- **What is being asked**:
From the entries below, copy every line that holds the word "label".

- **Supplied records**:

+-------+

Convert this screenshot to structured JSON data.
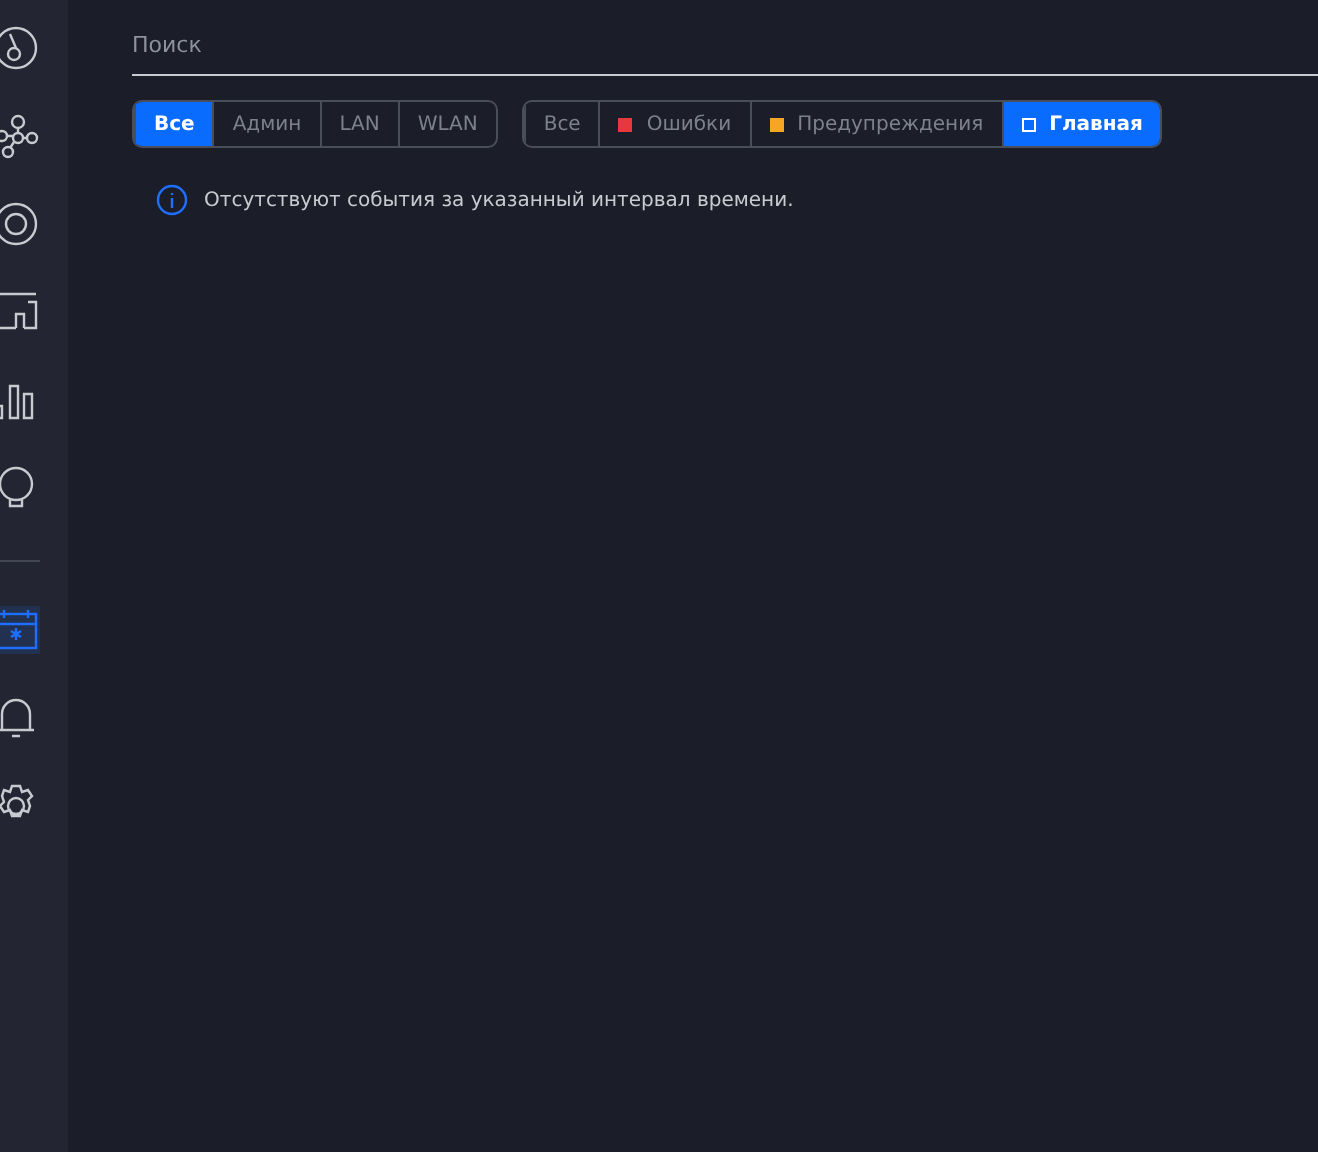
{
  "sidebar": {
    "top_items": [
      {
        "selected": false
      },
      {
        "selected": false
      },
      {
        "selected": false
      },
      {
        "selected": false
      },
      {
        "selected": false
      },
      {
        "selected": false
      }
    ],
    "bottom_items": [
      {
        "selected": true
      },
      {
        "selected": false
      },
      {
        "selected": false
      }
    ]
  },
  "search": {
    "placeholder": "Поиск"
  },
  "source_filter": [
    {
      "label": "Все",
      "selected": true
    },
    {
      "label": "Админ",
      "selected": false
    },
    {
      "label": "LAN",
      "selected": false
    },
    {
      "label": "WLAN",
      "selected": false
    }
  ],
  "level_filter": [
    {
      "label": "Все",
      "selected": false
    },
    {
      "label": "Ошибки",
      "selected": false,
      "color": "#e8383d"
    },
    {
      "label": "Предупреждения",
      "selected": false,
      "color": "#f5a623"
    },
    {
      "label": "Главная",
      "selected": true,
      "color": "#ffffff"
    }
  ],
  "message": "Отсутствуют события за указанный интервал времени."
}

+-------+

- **Expected answer**:
      "label": "Все",
      "label": "Админ",
      "label": "LAN",
      "label": "WLAN",
      "label": "Все",
      "label": "Ошибки",
      "label": "Предупреждения",
      "label": "Главная",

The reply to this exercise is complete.